Dataset rows:
[Start]
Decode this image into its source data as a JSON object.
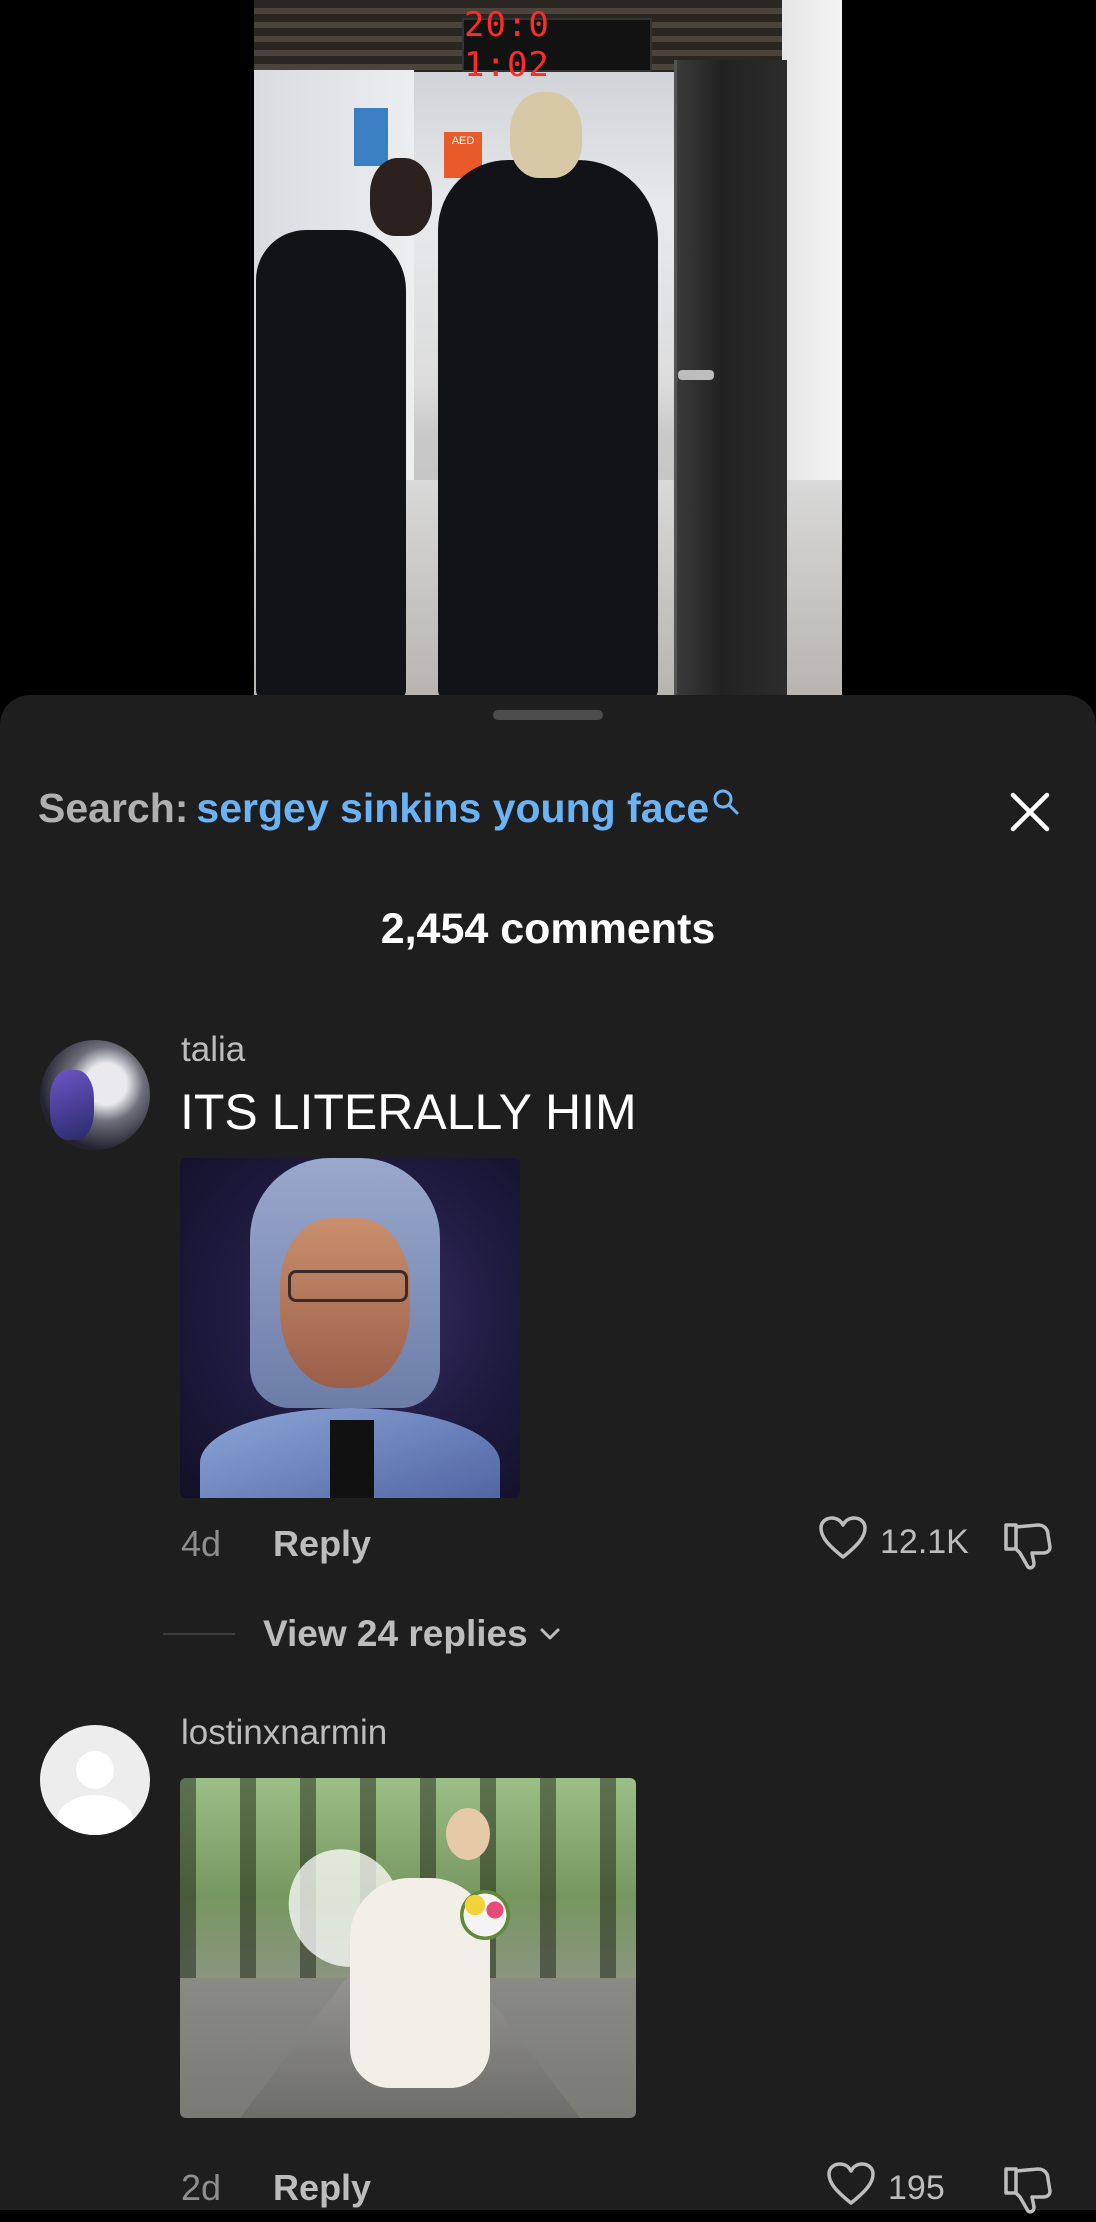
{
  "video": {
    "clock_text": "20:0 1:02",
    "aed_label": "AED"
  },
  "sheet": {
    "search": {
      "label": "Search:",
      "query": "sergey sinkins young face"
    },
    "comment_count": "2,454 comments"
  },
  "comments": [
    {
      "username": "talia",
      "text": "ITS LITERALLY HIM",
      "age": "4d",
      "reply_label": "Reply",
      "likes": "12.1K",
      "view_replies": "View 24 replies"
    },
    {
      "username": "lostinxnarmin",
      "age": "2d",
      "reply_label": "Reply",
      "likes": "195"
    }
  ],
  "icons": {
    "close": "close-icon",
    "search": "search-icon",
    "like": "heart-icon",
    "dislike": "thumbs-down-icon",
    "expand": "chevron-down-icon"
  },
  "colors": {
    "sheet_bg": "#1e1e1e",
    "search_query": "#6ab3f7",
    "muted_text": "#bdbdbd"
  }
}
[End]
• Aim of the exercise: Copy each line of the data that contains the word "comments".

• Problem solution:
    "comment_count": "2,454 comments"
  "comments": [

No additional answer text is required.